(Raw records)
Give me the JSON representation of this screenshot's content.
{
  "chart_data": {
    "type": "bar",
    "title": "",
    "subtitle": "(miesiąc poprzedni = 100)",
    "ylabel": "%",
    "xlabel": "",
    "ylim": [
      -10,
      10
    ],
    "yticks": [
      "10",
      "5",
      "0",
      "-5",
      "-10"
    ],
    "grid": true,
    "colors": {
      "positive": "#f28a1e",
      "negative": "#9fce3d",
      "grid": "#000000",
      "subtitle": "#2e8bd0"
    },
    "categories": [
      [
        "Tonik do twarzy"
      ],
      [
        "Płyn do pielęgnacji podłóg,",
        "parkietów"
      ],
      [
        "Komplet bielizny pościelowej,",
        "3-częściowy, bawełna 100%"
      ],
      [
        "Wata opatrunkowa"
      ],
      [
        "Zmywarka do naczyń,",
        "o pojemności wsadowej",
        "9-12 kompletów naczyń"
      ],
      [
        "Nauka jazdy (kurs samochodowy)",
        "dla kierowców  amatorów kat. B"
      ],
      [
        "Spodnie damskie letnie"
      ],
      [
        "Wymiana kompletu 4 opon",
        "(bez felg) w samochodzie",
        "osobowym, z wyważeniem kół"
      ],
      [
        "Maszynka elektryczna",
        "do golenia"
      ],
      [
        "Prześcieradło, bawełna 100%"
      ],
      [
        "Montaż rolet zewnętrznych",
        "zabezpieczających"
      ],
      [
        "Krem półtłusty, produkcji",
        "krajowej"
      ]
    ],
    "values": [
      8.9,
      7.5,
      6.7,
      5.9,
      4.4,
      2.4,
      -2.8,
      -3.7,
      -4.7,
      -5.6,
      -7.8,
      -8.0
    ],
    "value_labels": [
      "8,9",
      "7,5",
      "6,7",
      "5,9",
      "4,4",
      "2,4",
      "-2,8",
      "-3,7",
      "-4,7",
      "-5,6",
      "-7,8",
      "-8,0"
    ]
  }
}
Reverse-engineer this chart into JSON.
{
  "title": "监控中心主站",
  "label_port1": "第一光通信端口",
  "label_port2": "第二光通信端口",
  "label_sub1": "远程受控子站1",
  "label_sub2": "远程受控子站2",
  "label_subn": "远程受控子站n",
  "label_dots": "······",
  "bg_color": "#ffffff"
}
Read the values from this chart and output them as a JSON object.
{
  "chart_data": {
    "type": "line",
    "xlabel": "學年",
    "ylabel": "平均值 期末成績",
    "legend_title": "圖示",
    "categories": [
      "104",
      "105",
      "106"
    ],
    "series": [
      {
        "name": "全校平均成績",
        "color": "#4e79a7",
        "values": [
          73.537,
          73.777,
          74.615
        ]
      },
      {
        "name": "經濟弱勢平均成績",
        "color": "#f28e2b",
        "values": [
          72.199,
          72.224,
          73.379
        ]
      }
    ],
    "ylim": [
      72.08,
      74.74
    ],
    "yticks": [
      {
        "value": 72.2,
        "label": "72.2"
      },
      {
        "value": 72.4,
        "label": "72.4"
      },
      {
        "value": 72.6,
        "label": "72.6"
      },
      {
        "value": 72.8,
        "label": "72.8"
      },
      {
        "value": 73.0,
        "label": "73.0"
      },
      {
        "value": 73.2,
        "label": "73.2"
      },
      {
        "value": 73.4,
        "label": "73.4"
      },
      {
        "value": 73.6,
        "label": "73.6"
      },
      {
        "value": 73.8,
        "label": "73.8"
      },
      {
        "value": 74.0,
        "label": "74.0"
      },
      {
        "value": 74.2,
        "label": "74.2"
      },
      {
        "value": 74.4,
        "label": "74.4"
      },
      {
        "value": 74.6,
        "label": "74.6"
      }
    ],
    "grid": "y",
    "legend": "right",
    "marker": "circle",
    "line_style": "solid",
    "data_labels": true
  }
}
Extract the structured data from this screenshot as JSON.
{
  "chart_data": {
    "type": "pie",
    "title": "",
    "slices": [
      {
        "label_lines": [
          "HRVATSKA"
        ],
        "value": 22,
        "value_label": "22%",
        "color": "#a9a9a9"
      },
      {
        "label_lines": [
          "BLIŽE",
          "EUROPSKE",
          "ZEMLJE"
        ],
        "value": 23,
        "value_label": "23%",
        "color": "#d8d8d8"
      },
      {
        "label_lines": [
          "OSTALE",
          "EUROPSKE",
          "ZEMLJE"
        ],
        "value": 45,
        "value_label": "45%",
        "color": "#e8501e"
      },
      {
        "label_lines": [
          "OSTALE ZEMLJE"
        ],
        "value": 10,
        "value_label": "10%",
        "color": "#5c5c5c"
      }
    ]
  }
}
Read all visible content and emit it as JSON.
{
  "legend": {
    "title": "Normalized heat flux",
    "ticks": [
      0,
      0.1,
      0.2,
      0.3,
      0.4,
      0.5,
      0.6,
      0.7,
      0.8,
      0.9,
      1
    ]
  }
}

The task: Reproduce the material above without altering a single character.

Final answer:
Give me the JSON representation of this screenshot's content.
{
  "chart_data": {
    "type": "bar",
    "title": "",
    "subtitle": "(miesiąc poprzedni = 100)",
    "ylabel": "%",
    "xlabel": "",
    "ylim": [
      -10,
      10
    ],
    "yticks": [
      "10",
      "5",
      "0",
      "-5",
      "-10"
    ],
    "grid": true,
    "colors": {
      "positive": "#f28a1e",
      "negative": "#9fce3d",
      "grid": "#000000",
      "subtitle": "#2e8bd0"
    },
    "categories": [
      [
        "Tonik do twarzy"
      ],
      [
        "Płyn do pielęgnacji podłóg,",
        "parkietów"
      ],
      [
        "Komplet bielizny pościelowej,",
        "3-częściowy, bawełna 100%"
      ],
      [
        "Wata opatrunkowa"
      ],
      [
        "Zmywarka do naczyń,",
        "o pojemności wsadowej",
        "9-12 kompletów naczyń"
      ],
      [
        "Nauka jazdy (kurs samochodowy)",
        "dla kierowców  amatorów kat. B"
      ],
      [
        "Spodnie damskie letnie"
      ],
      [
        "Wymiana kompletu 4 opon",
        "(bez felg) w samochodzie",
        "osobowym, z wyważeniem kół"
      ],
      [
        "Maszynka elektryczna",
        "do golenia"
      ],
      [
        "Prześcieradło, bawełna 100%"
      ],
      [
        "Montaż rolet zewnętrznych",
        "zabezpieczających"
      ],
      [
        "Krem półtłusty, produkcji",
        "krajowej"
      ]
    ],
    "values": [
      8.9,
      7.5,
      6.7,
      5.9,
      4.4,
      2.4,
      -2.8,
      -3.7,
      -4.7,
      -5.6,
      -7.8,
      -8.0
    ],
    "value_labels": [
      "8,9",
      "7,5",
      "6,7",
      "5,9",
      "4,4",
      "2,4",
      "-2,8",
      "-3,7",
      "-4,7",
      "-5,6",
      "-7,8",
      "-8,0"
    ]
  }
}
Reverse-engineer this chart into JSON.
{
  "title": "监控中心主站",
  "label_port1": "第一光通信端口",
  "label_port2": "第二光通信端口",
  "label_sub1": "远程受控子站1",
  "label_sub2": "远程受控子站2",
  "label_subn": "远程受控子站n",
  "label_dots": "······",
  "bg_color": "#ffffff"
}
Read the values from this chart and output them as a JSON object.
{
  "chart_data": {
    "type": "line",
    "xlabel": "學年",
    "ylabel": "平均值 期末成績",
    "legend_title": "圖示",
    "categories": [
      "104",
      "105",
      "106"
    ],
    "series": [
      {
        "name": "全校平均成績",
        "color": "#4e79a7",
        "values": [
          73.537,
          73.777,
          74.615
        ]
      },
      {
        "name": "經濟弱勢平均成績",
        "color": "#f28e2b",
        "values": [
          72.199,
          72.224,
          73.379
        ]
      }
    ],
    "ylim": [
      72.08,
      74.74
    ],
    "yticks": [
      {
        "value": 72.2,
        "label": "72.2"
      },
      {
        "value": 72.4,
        "label": "72.4"
      },
      {
        "value": 72.6,
        "label": "72.6"
      },
      {
        "value": 72.8,
        "label": "72.8"
      },
      {
        "value": 73.0,
        "label": "73.0"
      },
      {
        "value": 73.2,
        "label": "73.2"
      },
      {
        "value": 73.4,
        "label": "73.4"
      },
      {
        "value": 73.6,
        "label": "73.6"
      },
      {
        "value": 73.8,
        "label": "73.8"
      },
      {
        "value": 74.0,
        "label": "74.0"
      },
      {
        "value": 74.2,
        "label": "74.2"
      },
      {
        "value": 74.4,
        "label": "74.4"
      },
      {
        "value": 74.6,
        "label": "74.6"
      }
    ],
    "grid": "y",
    "legend": "right",
    "marker": "circle",
    "line_style": "solid",
    "data_labels": true
  }
}
Extract the structured data from this screenshot as JSON.
{
  "chart_data": {
    "type": "pie",
    "title": "",
    "slices": [
      {
        "label_lines": [
          "HRVATSKA"
        ],
        "value": 22,
        "value_label": "22%",
        "color": "#a9a9a9"
      },
      {
        "label_lines": [
          "BLIŽE",
          "EUROPSKE",
          "ZEMLJE"
        ],
        "value": 23,
        "value_label": "23%",
        "color": "#d8d8d8"
      },
      {
        "label_lines": [
          "OSTALE",
          "EUROPSKE",
          "ZEMLJE"
        ],
        "value": 45,
        "value_label": "45%",
        "color": "#e8501e"
      },
      {
        "label_lines": [
          "OSTALE ZEMLJE"
        ],
        "value": 10,
        "value_label": "10%",
        "color": "#5c5c5c"
      }
    ]
  }
}
Read all visible content and emit it as JSON.
{
  "legend": {
    "title": "Normalized heat flux",
    "ticks": [
      0,
      0.1,
      0.2,
      0.3,
      0.4,
      0.5,
      0.6,
      0.7,
      0.8,
      0.9,
      1
    ]
  }
}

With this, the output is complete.